● Task description
Wherever the string "asemaa" appears in the listing, copy that line.

###

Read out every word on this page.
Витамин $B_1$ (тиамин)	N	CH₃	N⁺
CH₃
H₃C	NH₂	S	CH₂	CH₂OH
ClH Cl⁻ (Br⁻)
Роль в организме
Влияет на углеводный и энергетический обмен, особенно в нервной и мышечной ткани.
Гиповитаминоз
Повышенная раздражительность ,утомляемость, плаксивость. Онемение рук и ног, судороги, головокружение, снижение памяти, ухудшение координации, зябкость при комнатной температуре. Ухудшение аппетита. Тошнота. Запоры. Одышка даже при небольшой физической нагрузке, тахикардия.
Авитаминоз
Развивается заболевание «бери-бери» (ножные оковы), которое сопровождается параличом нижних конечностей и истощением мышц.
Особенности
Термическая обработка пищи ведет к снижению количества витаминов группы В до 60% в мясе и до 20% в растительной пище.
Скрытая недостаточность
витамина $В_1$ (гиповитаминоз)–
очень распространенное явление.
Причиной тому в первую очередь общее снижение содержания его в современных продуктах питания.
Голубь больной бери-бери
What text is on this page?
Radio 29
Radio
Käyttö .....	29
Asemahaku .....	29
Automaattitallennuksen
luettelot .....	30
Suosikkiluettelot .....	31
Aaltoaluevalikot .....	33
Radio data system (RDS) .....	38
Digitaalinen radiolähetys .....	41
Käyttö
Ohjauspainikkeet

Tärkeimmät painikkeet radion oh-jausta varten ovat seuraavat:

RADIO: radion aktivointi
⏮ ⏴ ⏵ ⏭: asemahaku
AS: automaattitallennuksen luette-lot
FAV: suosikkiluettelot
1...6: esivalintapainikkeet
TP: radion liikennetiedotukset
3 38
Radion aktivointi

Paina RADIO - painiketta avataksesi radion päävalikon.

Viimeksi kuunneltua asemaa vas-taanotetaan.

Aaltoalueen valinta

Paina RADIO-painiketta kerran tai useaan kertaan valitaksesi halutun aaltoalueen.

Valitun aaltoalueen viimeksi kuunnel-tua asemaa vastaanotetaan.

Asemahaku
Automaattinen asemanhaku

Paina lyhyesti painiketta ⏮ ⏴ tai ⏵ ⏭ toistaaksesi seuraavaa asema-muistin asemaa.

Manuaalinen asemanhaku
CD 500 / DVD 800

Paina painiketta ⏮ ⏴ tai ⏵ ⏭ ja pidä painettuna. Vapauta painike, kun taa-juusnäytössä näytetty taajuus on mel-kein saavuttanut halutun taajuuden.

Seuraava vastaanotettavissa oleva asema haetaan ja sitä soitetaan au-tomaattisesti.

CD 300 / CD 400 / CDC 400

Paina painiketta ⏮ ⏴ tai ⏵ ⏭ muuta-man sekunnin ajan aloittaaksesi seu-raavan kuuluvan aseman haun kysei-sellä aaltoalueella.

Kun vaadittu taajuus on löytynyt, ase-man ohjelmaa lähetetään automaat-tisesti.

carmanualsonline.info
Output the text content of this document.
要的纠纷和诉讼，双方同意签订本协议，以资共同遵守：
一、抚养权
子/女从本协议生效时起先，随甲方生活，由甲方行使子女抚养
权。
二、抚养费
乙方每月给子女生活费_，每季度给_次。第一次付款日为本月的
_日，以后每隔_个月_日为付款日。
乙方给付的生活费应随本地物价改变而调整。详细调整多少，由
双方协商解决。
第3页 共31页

###

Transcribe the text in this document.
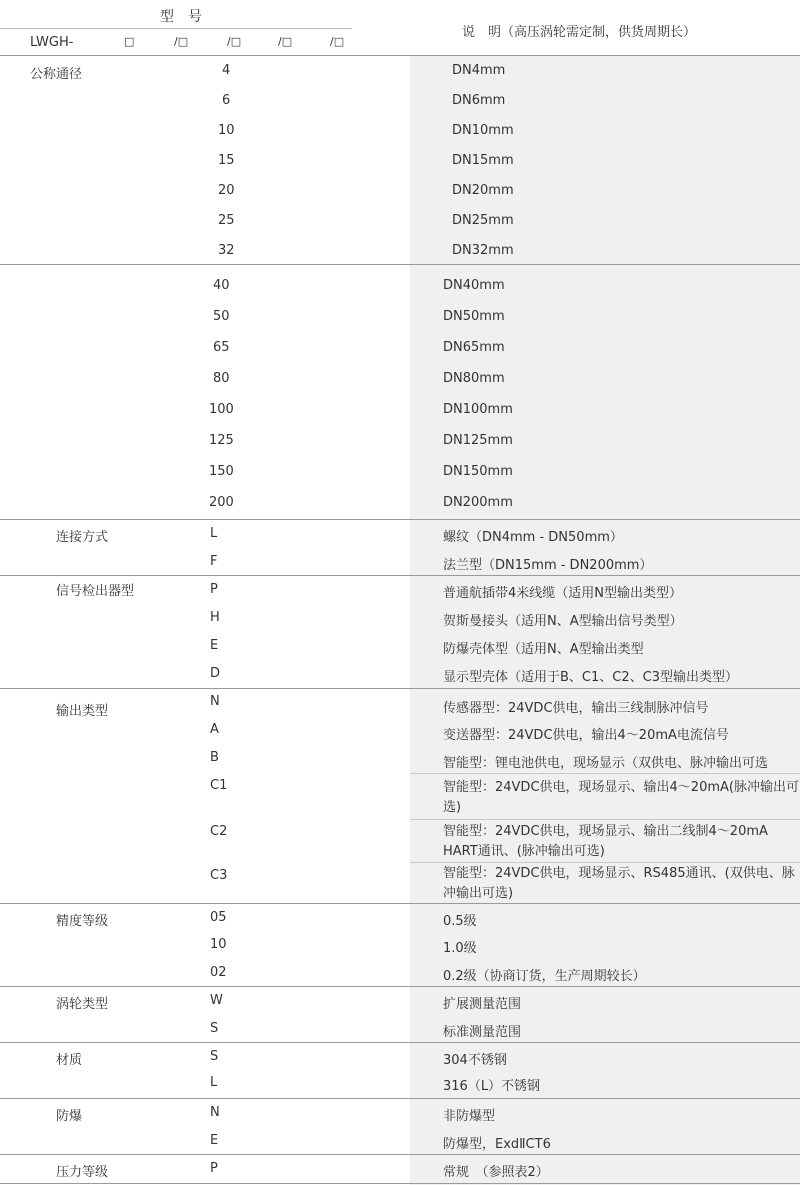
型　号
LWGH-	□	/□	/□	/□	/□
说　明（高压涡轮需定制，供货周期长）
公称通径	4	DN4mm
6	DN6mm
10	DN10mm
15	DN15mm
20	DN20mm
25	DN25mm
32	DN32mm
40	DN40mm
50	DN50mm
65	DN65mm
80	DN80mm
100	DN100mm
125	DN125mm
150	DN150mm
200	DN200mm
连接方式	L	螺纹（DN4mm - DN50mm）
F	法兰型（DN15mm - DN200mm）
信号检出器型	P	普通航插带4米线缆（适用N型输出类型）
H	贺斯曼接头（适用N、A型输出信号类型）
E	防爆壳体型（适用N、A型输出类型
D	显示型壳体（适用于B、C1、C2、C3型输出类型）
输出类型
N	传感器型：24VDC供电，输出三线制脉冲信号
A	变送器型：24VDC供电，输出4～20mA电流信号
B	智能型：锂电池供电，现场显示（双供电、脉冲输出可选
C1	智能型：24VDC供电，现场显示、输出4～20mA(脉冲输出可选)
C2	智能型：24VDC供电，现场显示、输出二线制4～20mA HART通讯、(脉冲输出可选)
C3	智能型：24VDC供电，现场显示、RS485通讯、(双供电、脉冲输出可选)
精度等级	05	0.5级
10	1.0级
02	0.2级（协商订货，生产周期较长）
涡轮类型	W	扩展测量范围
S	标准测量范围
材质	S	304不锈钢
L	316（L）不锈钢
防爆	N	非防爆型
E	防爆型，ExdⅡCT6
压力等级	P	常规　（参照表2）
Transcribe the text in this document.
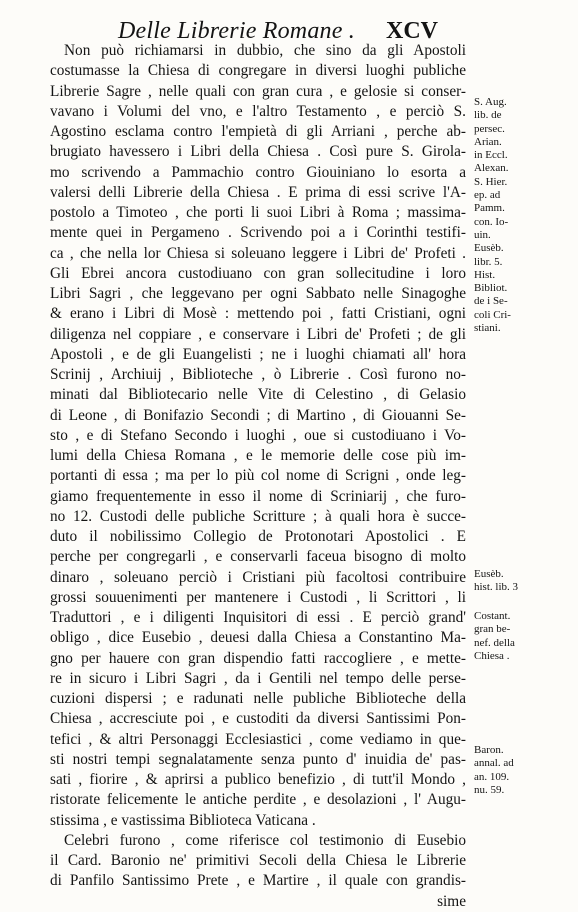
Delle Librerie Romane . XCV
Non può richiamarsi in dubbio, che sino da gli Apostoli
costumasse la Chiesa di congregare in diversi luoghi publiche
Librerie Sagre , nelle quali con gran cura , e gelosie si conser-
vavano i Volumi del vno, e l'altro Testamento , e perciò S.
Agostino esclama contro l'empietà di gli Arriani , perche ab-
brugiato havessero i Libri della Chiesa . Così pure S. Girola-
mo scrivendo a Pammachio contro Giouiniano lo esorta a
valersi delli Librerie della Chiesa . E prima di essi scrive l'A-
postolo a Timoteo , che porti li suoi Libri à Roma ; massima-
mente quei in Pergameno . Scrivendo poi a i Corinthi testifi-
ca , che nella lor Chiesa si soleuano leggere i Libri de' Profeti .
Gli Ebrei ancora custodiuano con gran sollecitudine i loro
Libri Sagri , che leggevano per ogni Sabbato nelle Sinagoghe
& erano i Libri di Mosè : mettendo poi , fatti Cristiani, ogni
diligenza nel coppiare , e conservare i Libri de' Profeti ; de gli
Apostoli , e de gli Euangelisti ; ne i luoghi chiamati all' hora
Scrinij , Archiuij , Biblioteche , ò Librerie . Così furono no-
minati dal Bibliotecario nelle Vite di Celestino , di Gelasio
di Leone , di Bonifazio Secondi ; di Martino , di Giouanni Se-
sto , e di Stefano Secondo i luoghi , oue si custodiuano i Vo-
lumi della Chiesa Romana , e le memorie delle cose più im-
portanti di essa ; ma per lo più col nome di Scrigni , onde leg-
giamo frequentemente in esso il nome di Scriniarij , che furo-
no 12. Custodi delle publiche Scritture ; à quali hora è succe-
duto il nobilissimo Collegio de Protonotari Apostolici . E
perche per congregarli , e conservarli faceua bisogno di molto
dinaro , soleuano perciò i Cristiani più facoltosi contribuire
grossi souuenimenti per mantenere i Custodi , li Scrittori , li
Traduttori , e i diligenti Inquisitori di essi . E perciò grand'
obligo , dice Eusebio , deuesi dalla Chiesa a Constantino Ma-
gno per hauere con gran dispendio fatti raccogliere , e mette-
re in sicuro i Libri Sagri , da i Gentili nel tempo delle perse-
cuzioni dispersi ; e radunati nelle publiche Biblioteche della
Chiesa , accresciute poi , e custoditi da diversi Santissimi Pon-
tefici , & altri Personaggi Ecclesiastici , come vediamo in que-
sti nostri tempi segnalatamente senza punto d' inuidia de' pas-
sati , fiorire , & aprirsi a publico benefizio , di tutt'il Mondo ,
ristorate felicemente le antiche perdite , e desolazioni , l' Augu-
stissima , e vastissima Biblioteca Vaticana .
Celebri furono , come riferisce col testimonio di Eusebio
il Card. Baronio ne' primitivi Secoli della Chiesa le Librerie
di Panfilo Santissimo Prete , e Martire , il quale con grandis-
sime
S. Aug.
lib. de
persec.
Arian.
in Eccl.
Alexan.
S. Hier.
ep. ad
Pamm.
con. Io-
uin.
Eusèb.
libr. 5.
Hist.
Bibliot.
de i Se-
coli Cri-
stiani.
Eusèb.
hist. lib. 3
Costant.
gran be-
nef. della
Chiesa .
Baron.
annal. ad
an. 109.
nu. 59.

###

● Task answer
Viimeksi kuunneltua asemaa vas-taanotetaan.
Valitun aaltoalueen viimeksi kuunnel-tua asemaa vastaanotetaan.
Paina lyhyesti painiketta ⏮ ⏴ tai ⏵ ⏭ toistaaksesi seuraavaa asema-muistin asemaa.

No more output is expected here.